EXERCISE OBJECTIVE =>
Edit the material from its first line through the line with "- divider: [98, 381, 1268, 386]", changing "Call us now" to "Phone us" and leaving all else as it stands.

DATA RECORDS =>
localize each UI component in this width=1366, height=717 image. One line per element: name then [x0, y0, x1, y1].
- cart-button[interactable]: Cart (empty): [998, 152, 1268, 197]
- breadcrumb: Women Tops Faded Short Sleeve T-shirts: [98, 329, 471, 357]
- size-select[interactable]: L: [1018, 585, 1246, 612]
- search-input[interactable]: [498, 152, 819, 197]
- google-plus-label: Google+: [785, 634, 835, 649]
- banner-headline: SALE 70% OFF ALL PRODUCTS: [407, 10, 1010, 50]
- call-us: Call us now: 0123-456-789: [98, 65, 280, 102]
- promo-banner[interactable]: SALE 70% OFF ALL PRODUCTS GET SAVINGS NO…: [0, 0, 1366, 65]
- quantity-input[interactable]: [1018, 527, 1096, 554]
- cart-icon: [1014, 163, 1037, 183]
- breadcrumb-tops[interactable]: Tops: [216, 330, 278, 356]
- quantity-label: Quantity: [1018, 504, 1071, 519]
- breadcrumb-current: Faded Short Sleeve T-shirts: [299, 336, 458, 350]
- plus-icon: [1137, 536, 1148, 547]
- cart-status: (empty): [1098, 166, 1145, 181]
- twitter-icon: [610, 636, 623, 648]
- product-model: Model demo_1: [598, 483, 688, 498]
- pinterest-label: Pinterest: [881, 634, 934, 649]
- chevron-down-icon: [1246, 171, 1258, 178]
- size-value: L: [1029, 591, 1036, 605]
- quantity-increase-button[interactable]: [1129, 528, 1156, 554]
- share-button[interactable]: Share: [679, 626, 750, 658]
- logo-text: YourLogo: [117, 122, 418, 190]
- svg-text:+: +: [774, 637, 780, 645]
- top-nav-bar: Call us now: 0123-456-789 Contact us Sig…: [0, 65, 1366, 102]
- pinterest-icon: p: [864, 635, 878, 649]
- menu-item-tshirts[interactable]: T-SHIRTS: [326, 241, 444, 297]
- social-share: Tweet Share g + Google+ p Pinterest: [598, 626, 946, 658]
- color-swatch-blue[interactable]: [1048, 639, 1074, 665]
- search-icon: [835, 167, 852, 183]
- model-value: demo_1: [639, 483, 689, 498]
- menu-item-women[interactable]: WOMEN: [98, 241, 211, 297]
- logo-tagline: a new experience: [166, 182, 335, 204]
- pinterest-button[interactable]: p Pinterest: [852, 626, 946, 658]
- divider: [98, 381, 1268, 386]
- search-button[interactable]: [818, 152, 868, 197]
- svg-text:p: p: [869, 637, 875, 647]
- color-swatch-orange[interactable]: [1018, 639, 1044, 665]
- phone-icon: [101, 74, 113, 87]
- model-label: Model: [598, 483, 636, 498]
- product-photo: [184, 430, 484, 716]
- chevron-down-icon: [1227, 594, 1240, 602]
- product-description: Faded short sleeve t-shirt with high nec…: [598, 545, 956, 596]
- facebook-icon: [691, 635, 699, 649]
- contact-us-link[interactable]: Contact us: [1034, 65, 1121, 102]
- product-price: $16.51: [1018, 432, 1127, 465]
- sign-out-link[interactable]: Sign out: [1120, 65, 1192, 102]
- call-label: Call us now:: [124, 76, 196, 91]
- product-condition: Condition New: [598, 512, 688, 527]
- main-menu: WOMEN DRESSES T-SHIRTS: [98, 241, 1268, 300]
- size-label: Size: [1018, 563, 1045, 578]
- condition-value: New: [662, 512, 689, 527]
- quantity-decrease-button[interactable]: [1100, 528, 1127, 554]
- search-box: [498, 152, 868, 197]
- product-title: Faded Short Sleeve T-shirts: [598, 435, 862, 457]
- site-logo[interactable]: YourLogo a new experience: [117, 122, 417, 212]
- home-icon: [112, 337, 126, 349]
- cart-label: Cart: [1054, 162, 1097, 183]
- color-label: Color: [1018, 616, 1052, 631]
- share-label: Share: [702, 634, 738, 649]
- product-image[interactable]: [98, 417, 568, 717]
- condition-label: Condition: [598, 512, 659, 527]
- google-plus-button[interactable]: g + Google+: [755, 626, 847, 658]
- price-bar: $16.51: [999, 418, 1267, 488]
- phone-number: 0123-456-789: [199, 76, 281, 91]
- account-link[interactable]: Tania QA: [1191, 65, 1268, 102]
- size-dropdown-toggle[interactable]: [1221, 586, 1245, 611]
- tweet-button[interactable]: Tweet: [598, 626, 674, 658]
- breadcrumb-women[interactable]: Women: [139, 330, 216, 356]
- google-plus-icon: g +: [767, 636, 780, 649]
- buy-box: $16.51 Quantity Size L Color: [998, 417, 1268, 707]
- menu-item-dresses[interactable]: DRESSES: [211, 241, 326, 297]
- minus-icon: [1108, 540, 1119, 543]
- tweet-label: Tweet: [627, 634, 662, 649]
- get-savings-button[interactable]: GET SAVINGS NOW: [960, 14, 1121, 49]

ANSWER TO THE TASK =>
localize each UI component in this width=1366, height=717 image. One line per element: name then [x0, y0, x1, y1].
- cart-button[interactable]: Cart (empty): [998, 152, 1268, 197]
- breadcrumb: Women Tops Faded Short Sleeve T-shirts: [98, 329, 471, 357]
- size-select[interactable]: L: [1018, 585, 1246, 612]
- search-input[interactable]: [498, 152, 819, 197]
- google-plus-label: Google+: [785, 634, 835, 649]
- banner-headline: SALE 70% OFF ALL PRODUCTS: [407, 10, 1010, 50]
- call-us: Phone us: 0123-456-789: [98, 65, 280, 102]
- promo-banner[interactable]: SALE 70% OFF ALL PRODUCTS GET SAVINGS NO…: [0, 0, 1366, 65]
- quantity-input[interactable]: [1018, 527, 1096, 554]
- cart-icon: [1014, 163, 1037, 183]
- breadcrumb-tops[interactable]: Tops: [216, 330, 278, 356]
- quantity-label: Quantity: [1018, 504, 1071, 519]
- breadcrumb-current: Faded Short Sleeve T-shirts: [299, 336, 458, 350]
- plus-icon: [1137, 536, 1148, 547]
- cart-status: (empty): [1098, 166, 1145, 181]
- twitter-icon: [610, 636, 623, 648]
- product-model: Model demo_1: [598, 483, 688, 498]
- pinterest-label: Pinterest: [881, 634, 934, 649]
- chevron-down-icon: [1246, 171, 1258, 178]
- size-value: L: [1029, 591, 1036, 605]
- quantity-increase-button[interactable]: [1129, 528, 1156, 554]
- share-button[interactable]: Share: [679, 626, 750, 658]
- logo-text: YourLogo: [117, 122, 418, 190]
- svg-text:+: +: [774, 637, 780, 645]
- top-nav-bar: Phone us: 0123-456-789 Contact us Sig…: [0, 65, 1366, 102]
- pinterest-icon: p: [864, 635, 878, 649]
- menu-item-tshirts[interactable]: T-SHIRTS: [326, 241, 444, 297]
- social-share: Tweet Share g + Google+ p Pinterest: [598, 626, 946, 658]
- color-swatch-blue[interactable]: [1048, 639, 1074, 665]
- search-icon: [835, 167, 852, 183]
- model-value: demo_1: [639, 483, 689, 498]
- menu-item-women[interactable]: WOMEN: [98, 241, 211, 297]
- logo-tagline: a new experience: [166, 182, 335, 204]
- pinterest-button[interactable]: p Pinterest: [852, 626, 946, 658]
- divider: [98, 381, 1268, 386]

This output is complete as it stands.